===== Data to use =====

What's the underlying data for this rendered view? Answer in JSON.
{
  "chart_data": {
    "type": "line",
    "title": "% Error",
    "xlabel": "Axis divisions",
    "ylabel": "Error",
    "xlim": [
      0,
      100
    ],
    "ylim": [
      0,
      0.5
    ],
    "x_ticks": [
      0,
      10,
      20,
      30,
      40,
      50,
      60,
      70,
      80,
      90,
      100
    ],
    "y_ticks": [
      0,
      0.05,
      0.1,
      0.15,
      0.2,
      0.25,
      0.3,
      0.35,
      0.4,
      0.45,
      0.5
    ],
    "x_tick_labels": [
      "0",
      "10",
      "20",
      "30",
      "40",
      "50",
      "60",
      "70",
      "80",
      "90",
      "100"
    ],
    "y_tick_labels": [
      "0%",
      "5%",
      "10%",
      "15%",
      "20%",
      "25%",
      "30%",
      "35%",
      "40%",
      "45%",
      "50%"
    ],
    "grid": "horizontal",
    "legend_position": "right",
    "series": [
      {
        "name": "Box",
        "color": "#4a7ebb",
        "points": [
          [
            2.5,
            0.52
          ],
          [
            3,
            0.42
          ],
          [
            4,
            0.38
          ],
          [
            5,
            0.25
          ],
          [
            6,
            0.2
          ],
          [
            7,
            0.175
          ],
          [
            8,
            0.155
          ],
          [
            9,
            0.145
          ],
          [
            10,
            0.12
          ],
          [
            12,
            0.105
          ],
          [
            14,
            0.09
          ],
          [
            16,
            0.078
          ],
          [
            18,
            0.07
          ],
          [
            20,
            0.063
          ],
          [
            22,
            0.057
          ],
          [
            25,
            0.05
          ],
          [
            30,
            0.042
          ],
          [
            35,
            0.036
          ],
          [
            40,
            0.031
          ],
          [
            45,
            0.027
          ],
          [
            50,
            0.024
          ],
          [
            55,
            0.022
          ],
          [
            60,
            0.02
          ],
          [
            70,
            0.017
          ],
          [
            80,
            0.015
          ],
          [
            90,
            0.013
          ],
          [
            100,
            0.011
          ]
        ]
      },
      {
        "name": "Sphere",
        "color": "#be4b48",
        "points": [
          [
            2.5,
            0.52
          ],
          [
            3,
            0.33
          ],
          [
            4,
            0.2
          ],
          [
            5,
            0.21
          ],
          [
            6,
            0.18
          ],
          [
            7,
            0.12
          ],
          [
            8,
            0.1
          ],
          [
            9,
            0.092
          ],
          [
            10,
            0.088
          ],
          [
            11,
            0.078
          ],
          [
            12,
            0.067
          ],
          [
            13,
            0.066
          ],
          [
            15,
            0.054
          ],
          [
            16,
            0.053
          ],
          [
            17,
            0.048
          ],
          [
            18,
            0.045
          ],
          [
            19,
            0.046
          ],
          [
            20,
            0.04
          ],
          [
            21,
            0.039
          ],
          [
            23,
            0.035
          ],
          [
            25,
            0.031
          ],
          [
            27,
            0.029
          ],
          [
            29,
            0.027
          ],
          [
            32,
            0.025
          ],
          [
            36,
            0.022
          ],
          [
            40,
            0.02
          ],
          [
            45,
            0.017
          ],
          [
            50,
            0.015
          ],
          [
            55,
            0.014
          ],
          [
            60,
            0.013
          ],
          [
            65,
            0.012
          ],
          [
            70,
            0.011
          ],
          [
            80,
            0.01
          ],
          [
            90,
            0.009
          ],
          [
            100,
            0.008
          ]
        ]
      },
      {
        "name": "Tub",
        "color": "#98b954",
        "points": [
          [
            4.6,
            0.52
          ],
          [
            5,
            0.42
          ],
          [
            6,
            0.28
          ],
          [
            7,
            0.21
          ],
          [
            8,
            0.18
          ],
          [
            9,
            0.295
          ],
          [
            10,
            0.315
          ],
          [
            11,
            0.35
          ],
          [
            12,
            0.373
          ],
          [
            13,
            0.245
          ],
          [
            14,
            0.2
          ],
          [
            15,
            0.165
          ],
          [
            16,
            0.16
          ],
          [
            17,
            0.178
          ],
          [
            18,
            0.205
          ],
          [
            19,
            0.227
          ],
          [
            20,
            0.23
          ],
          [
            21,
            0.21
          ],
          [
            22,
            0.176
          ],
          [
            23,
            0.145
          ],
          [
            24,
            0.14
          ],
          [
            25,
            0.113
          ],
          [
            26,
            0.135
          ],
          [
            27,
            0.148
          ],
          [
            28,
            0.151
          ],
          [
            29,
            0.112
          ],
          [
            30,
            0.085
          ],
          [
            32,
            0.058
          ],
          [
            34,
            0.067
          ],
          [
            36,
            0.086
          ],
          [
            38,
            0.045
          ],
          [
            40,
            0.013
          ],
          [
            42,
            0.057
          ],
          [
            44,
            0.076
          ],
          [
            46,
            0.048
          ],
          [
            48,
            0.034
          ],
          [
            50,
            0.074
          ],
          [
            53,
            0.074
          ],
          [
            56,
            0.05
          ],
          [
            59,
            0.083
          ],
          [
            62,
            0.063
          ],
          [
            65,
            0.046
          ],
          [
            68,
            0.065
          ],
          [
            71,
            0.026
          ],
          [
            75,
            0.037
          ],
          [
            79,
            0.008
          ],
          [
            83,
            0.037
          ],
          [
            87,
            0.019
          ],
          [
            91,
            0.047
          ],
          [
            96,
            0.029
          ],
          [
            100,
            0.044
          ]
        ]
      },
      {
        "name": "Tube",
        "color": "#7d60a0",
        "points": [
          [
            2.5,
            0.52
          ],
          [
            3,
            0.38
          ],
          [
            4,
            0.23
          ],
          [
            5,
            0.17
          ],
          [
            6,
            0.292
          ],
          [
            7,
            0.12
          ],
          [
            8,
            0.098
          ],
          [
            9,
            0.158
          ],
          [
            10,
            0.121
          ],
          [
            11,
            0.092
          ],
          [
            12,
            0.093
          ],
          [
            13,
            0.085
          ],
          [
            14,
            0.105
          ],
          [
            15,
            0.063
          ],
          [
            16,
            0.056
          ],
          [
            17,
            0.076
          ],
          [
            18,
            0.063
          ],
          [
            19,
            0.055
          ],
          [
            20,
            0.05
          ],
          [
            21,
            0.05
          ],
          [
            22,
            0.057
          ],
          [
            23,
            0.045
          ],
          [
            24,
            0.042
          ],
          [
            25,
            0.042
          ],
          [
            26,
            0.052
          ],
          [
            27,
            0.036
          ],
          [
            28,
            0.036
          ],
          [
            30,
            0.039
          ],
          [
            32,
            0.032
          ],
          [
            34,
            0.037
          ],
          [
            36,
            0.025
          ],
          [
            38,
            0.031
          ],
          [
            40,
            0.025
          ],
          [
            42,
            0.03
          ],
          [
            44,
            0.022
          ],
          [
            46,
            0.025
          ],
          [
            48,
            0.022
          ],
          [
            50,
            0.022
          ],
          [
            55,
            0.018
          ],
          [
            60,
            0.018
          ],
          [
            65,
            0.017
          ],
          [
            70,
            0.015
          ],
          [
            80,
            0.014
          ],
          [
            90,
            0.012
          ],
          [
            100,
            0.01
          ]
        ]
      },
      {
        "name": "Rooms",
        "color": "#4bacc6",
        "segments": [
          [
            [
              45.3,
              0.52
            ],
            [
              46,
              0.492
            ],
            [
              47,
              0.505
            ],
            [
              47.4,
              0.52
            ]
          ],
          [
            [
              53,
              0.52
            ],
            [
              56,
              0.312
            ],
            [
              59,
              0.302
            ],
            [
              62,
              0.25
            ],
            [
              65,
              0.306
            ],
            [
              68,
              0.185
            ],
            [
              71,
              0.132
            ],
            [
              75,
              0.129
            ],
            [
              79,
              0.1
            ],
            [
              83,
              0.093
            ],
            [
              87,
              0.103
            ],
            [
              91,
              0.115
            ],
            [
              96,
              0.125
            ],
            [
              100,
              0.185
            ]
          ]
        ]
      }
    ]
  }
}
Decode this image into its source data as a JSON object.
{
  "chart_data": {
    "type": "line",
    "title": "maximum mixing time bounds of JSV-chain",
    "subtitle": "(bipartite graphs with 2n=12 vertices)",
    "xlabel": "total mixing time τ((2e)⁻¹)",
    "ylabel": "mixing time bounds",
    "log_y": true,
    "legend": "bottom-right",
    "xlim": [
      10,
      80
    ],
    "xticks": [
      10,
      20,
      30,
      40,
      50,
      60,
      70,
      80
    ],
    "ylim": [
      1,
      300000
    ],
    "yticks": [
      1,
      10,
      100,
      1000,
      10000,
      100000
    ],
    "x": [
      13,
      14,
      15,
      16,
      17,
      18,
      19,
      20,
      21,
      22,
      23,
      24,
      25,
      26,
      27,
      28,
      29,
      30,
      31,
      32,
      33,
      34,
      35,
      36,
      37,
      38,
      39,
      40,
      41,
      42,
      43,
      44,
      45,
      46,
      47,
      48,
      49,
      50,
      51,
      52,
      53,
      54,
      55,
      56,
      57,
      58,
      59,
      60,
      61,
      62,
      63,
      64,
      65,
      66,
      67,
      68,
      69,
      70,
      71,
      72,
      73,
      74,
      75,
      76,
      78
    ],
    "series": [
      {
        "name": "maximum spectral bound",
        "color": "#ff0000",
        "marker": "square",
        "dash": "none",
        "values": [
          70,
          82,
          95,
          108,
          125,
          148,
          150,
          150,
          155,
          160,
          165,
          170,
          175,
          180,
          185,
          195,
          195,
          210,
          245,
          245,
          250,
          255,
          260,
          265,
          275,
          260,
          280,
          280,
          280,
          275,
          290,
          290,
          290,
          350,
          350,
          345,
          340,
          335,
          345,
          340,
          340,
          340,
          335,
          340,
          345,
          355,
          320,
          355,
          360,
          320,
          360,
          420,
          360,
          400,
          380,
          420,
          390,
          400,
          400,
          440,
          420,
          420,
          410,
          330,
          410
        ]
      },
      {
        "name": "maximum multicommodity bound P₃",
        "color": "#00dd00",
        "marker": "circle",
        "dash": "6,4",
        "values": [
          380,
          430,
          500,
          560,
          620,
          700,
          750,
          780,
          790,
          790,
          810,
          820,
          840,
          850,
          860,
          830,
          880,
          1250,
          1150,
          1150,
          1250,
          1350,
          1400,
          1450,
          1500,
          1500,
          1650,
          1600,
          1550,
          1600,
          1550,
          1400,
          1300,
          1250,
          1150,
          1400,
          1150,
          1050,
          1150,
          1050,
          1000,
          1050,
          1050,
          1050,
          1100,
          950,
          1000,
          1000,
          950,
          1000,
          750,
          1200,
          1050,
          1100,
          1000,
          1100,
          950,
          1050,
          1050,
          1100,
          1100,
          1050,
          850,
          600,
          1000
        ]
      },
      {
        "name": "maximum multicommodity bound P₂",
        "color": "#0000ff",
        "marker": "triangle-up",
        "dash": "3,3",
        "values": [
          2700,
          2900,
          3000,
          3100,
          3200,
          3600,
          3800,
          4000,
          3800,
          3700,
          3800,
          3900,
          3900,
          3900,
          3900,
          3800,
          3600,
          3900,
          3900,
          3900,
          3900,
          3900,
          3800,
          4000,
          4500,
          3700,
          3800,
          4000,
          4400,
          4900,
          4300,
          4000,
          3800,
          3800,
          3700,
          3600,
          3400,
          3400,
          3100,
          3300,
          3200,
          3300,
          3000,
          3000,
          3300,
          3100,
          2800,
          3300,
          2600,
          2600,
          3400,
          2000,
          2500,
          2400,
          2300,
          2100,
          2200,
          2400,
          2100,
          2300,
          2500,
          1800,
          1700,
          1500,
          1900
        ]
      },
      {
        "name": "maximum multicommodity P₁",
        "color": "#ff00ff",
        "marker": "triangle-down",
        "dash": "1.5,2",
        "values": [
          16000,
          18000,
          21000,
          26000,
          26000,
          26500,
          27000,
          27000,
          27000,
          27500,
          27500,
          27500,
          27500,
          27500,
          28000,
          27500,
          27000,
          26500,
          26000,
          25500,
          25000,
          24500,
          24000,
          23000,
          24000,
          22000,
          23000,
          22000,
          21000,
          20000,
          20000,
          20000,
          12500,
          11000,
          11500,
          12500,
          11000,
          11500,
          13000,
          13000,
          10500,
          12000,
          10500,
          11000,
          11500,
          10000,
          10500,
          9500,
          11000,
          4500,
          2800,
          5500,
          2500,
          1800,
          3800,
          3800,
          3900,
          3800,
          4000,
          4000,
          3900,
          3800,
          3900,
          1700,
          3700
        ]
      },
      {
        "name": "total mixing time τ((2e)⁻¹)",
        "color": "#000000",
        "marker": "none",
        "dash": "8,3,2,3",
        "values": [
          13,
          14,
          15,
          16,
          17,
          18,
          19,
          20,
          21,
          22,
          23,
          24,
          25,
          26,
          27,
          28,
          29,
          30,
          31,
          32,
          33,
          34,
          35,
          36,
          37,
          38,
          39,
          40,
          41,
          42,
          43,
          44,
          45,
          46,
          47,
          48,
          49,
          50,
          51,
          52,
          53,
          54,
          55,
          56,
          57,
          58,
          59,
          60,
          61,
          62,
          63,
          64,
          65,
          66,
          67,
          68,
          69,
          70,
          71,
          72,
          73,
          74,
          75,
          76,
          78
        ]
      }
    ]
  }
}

=====

Exercise description:
Find the string "dash" in the listing and return every line that holds it.

Worked solution:
        "dash": "none",
        "dash": "6,4",
        "dash": "3,3",
        "dash": "1.5,2",
        "dash": "8,3,2,3",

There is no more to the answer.